____ INPUT ROWS

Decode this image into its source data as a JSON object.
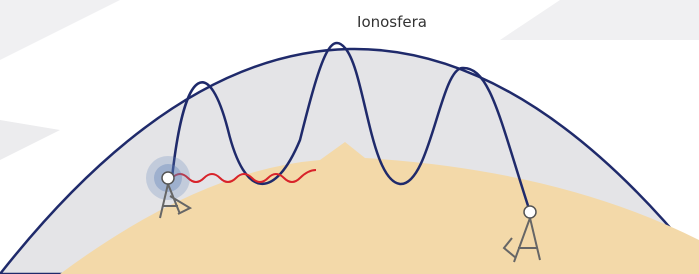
{
  "labels": {
    "ionosphere": "Ionosfera"
  }
}
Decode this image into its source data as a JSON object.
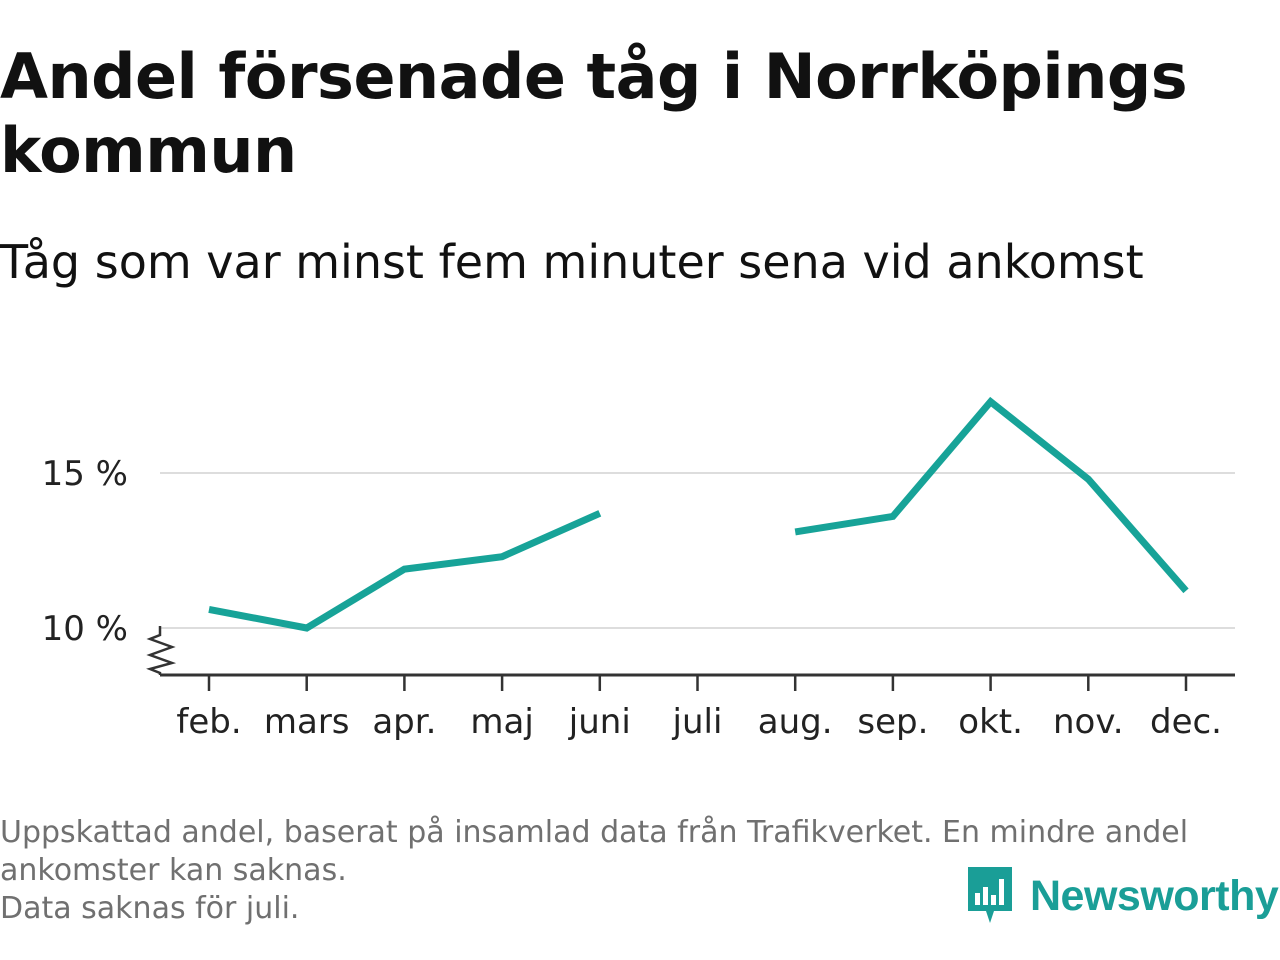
{
  "title": "Andel försenade tåg i Norrköpings kommun",
  "subtitle": "Tåg som var minst fem minuter sena vid ankomst",
  "footer": {
    "line1": "Uppskattad andel, baserat på insamlad data från Trafikverket. En mindre andel",
    "line2": "ankomster kan saknas.",
    "line3": "Data saknas för juli."
  },
  "brand": {
    "name": "Newsworthy",
    "color": "#1a9e97",
    "icon": "newsworthy-logo-icon"
  },
  "colors": {
    "line": "#17a398",
    "grid": "#dddddd",
    "axis": "#333333",
    "text": "#222222"
  },
  "chart_data": {
    "type": "line",
    "categories": [
      "feb.",
      "mars",
      "apr.",
      "maj",
      "juni",
      "juli",
      "aug.",
      "sep.",
      "okt.",
      "nov.",
      "dec."
    ],
    "series": [
      {
        "values": [
          10.6,
          10.0,
          11.9,
          12.3,
          13.7,
          null,
          13.1,
          13.6,
          17.3,
          14.8,
          11.2
        ]
      }
    ],
    "yticks": [
      10,
      15
    ],
    "ytick_labels": [
      "10 %",
      "15 %"
    ],
    "ylim": [
      8.5,
      18
    ],
    "grid": true,
    "axis_break": true,
    "legend": "none",
    "xlabel": "",
    "ylabel": ""
  }
}
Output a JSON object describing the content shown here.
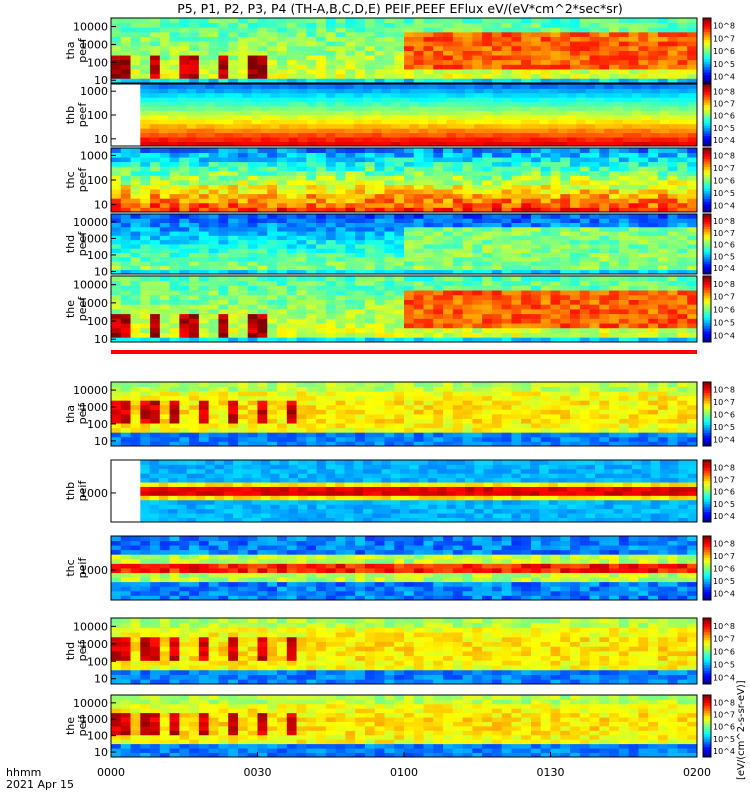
{
  "title": "P5, P1, P2, P3, P4 (TH-A,B,C,D,E) PEIF,PEEF EFlux eV/(eV*cm^2*sec*sr)",
  "footer": {
    "time_label": "hhmm",
    "date_label": "2021 Apr 15"
  },
  "x_ticks": [
    "0000",
    "0030",
    "0100",
    "0130",
    "0200"
  ],
  "colorbar_unit": "[eV/(cm^2-s-sr-eV)]",
  "chart_data": {
    "type": "heatmap",
    "xrange": [
      "00:00",
      "02:00"
    ],
    "yscale": "log",
    "panels": [
      {
        "label1": "tha",
        "label2": "peef",
        "yticks": [
          "10",
          "100",
          "1000",
          "10000"
        ],
        "ytick_values": [
          10,
          100,
          1000,
          10000
        ],
        "yrange": [
          7,
          30000
        ],
        "cb_ticks": [
          "10^4",
          "10^5",
          "10^6",
          "10^7",
          "10^8"
        ],
        "cb_range": [
          3.5,
          8.6
        ],
        "style": "variable",
        "hot_low": true,
        "start_frac": 0.0
      },
      {
        "label1": "thb",
        "label2": "peef",
        "yticks": [
          "10",
          "100",
          "1000"
        ],
        "ytick_values": [
          10,
          100,
          1000
        ],
        "yrange": [
          5,
          2000
        ],
        "cb_ticks": [
          "10^4",
          "10^5",
          "10^6",
          "10^7",
          "10^8"
        ],
        "cb_range": [
          3.5,
          8.6
        ],
        "style": "bands_b",
        "start_frac": 0.05
      },
      {
        "label1": "thc",
        "label2": "peef",
        "yticks": [
          "10",
          "100",
          "1000"
        ],
        "ytick_values": [
          10,
          100,
          1000
        ],
        "yrange": [
          5,
          2000
        ],
        "cb_ticks": [
          "10^4",
          "10^5",
          "10^6",
          "10^7",
          "10^8"
        ],
        "cb_range": [
          3.5,
          8.6
        ],
        "style": "bands_c",
        "start_frac": 0.0
      },
      {
        "label1": "thd",
        "label2": "peef",
        "yticks": [
          "10",
          "100",
          "1000",
          "10000"
        ],
        "ytick_values": [
          10,
          100,
          1000,
          10000
        ],
        "yrange": [
          7,
          30000
        ],
        "cb_ticks": [
          "10^4",
          "10^5",
          "10^6",
          "10^7",
          "10^8"
        ],
        "cb_range": [
          3.5,
          8.6
        ],
        "style": "variable_d",
        "start_frac": 0.0
      },
      {
        "label1": "the",
        "label2": "peef",
        "yticks": [
          "10",
          "100",
          "1000",
          "10000"
        ],
        "ytick_values": [
          10,
          100,
          1000,
          10000
        ],
        "yrange": [
          7,
          30000
        ],
        "cb_ticks": [
          "10^4",
          "10^5",
          "10^6",
          "10^7",
          "10^8"
        ],
        "cb_range": [
          3.5,
          8.6
        ],
        "style": "variable",
        "hot_low": true,
        "start_frac": 0.0
      },
      {
        "label1": "tha",
        "label2": "peif",
        "yticks": [
          "10",
          "100",
          "1000",
          "10000"
        ],
        "ytick_values": [
          10,
          100,
          1000,
          10000
        ],
        "yrange": [
          5,
          30000
        ],
        "cb_ticks": [
          "10^4",
          "10^5",
          "10^6",
          "10^7",
          "10^8"
        ],
        "cb_range": [
          3.5,
          8.6
        ],
        "style": "ion",
        "start_frac": 0.0
      },
      {
        "label1": "thb",
        "label2": "peif",
        "yticks": [
          "1000"
        ],
        "ytick_values": [
          1000
        ],
        "yrange": [
          50,
          30000
        ],
        "cb_ticks": [
          "10^4",
          "10^5",
          "10^6",
          "10^7",
          "10^8"
        ],
        "cb_range": [
          3.5,
          8.6
        ],
        "style": "ion_band_b",
        "start_frac": 0.05
      },
      {
        "label1": "thc",
        "label2": "peif",
        "yticks": [
          "1000"
        ],
        "ytick_values": [
          1000
        ],
        "yrange": [
          50,
          30000
        ],
        "cb_ticks": [
          "10^4",
          "10^5",
          "10^6",
          "10^7",
          "10^8"
        ],
        "cb_range": [
          3.5,
          8.6
        ],
        "style": "ion_band_c",
        "start_frac": 0.0
      },
      {
        "label1": "thd",
        "label2": "peif",
        "yticks": [
          "10",
          "100",
          "1000",
          "10000"
        ],
        "ytick_values": [
          10,
          100,
          1000,
          10000
        ],
        "yrange": [
          5,
          30000
        ],
        "cb_ticks": [
          "10^4",
          "10^5",
          "10^6",
          "10^7",
          "10^8"
        ],
        "cb_range": [
          3.5,
          8.6
        ],
        "style": "ion",
        "start_frac": 0.0
      },
      {
        "label1": "the",
        "label2": "peif",
        "yticks": [
          "10",
          "100",
          "1000",
          "10000"
        ],
        "ytick_values": [
          10,
          100,
          1000,
          10000
        ],
        "yrange": [
          5,
          30000
        ],
        "cb_ticks": [
          "10^4",
          "10^5",
          "10^6",
          "10^7",
          "10^8"
        ],
        "cb_range": [
          3.5,
          8.6
        ],
        "style": "ion",
        "start_frac": 0.0
      }
    ]
  }
}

________

AIM OF THE TASK -> Go through the listing above and list every line that has the word "saknas".

COMPLETED TASK ->
    "line2": "ankomster kan saknas.",
    "line3": "Data saknas för juli."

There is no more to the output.